# Work to complete:
Your task is to output the listing word for word, with pictures excluded.

# Records shown:

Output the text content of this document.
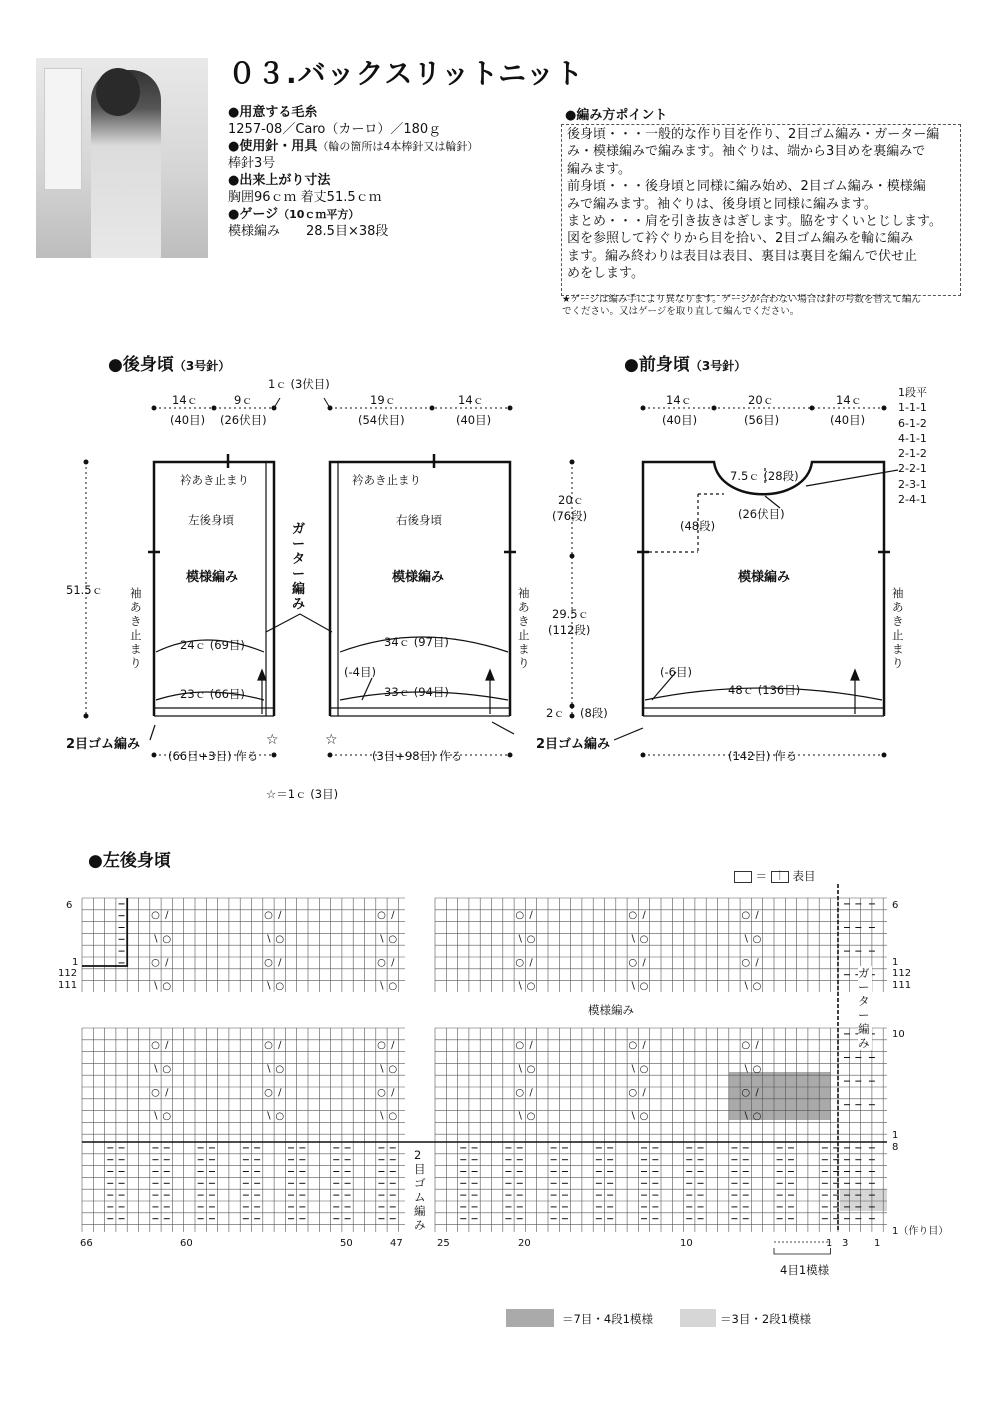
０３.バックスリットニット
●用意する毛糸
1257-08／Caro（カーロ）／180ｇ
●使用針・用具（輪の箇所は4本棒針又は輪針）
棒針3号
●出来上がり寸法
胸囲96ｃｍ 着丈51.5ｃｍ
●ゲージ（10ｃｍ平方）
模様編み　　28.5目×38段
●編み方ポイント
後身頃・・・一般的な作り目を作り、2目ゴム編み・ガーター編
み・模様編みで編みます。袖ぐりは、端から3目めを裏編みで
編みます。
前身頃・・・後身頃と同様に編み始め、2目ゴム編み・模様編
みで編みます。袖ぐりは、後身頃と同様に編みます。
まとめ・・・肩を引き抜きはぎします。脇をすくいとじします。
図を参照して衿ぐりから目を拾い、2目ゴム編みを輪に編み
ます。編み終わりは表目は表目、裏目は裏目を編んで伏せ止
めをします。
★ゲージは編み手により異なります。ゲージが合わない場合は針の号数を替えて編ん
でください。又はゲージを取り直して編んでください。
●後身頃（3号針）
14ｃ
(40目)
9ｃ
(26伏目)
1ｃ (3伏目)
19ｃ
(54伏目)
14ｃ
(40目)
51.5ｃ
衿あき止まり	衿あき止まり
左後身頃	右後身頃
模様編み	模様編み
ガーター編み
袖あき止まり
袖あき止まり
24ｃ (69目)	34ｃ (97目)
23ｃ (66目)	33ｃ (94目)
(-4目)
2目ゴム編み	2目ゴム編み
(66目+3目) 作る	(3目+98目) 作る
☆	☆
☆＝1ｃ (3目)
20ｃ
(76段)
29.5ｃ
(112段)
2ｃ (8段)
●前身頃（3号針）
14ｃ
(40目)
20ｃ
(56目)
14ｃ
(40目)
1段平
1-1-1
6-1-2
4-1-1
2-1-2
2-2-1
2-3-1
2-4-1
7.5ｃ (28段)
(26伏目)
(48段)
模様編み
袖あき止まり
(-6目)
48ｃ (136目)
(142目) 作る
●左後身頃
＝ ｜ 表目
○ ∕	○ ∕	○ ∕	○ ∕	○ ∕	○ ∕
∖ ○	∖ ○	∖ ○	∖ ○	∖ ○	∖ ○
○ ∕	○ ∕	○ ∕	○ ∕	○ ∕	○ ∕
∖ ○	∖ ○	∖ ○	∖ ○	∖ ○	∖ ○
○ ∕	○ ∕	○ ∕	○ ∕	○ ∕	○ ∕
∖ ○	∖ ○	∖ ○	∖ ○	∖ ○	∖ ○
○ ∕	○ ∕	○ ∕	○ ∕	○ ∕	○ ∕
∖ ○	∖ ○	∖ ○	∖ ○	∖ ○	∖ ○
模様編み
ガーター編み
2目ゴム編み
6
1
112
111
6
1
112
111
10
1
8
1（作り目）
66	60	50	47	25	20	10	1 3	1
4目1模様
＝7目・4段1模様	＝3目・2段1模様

# Problem solution:
Output the text content of this document.
０３.バックスリットニット
●用意する毛糸
1257-08／Caro（カーロ）／180ｇ
●使用針・用具（輪の箇所は4本棒針又は輪針）
棒針3号
●出来上がり寸法
胸囲96ｃｍ 着丈51.5ｃｍ
●ゲージ（10ｃｍ平方）
模様編み　　28.5目×38段
●編み方ポイント
後身頃・・・一般的な作り目を作り、2目ゴム編み・ガーター編
み・模様編みで編みます。袖ぐりは、端から3目めを裏編みで
編みます。
前身頃・・・後身頃と同様に編み始め、2目ゴム編み・模様編
みで編みます。袖ぐりは、後身頃と同様に編みます。
まとめ・・・肩を引き抜きはぎします。脇をすくいとじします。
図を参照して衿ぐりから目を拾い、2目ゴム編みを輪に編み
ます。編み終わりは表目は表目、裏目は裏目を編んで伏せ止
めをします。
★ゲージは編み手により異なります。ゲージが合わない場合は針の号数を替えて編ん
でください。又はゲージを取り直して編んでください。
●後身頃（3号針）
14ｃ
(40目)
9ｃ
(26伏目)
1ｃ (3伏目)
19ｃ
(54伏目)
14ｃ
(40目)
51.5ｃ
衿あき止まり	衿あき止まり
左後身頃	右後身頃
模様編み	模様編み
ガーター編み
袖あき止まり
袖あき止まり
24ｃ (69目)	34ｃ (97目)
23ｃ (66目)	33ｃ (94目)
(-4目)
2目ゴム編み	2目ゴム編み
(66目+3目) 作る	(3目+98目) 作る
☆	☆
☆＝1ｃ (3目)
20ｃ
(76段)
29.5ｃ
(112段)
2ｃ (8段)
●前身頃（3号針）
14ｃ
(40目)
20ｃ
(56目)
14ｃ
(40目)
1段平
1-1-1
6-1-2
4-1-1
2-1-2
2-2-1
2-3-1
2-4-1
7.5ｃ (28段)
(26伏目)
(48段)
模様編み
袖あき止まり
(-6目)
48ｃ (136目)
(142目) 作る
●左後身頃
＝ ｜ 表目
○ ∕	○ ∕	○ ∕	○ ∕	○ ∕	○ ∕
∖ ○	∖ ○	∖ ○	∖ ○	∖ ○	∖ ○
○ ∕	○ ∕	○ ∕	○ ∕	○ ∕	○ ∕
∖ ○	∖ ○	∖ ○	∖ ○	∖ ○	∖ ○
○ ∕	○ ∕	○ ∕	○ ∕	○ ∕	○ ∕
∖ ○	∖ ○	∖ ○	∖ ○	∖ ○	∖ ○
○ ∕	○ ∕	○ ∕	○ ∕	○ ∕	○ ∕
∖ ○	∖ ○	∖ ○	∖ ○	∖ ○	∖ ○
模様編み
ガーター編み
2目ゴム編み
6
1
112
111
6
1
112
111
10
1
8
1（作り目）
66	60	50	47	25	20	10	1 3	1
4目1模様
＝7目・4段1模様	＝3目・2段1模様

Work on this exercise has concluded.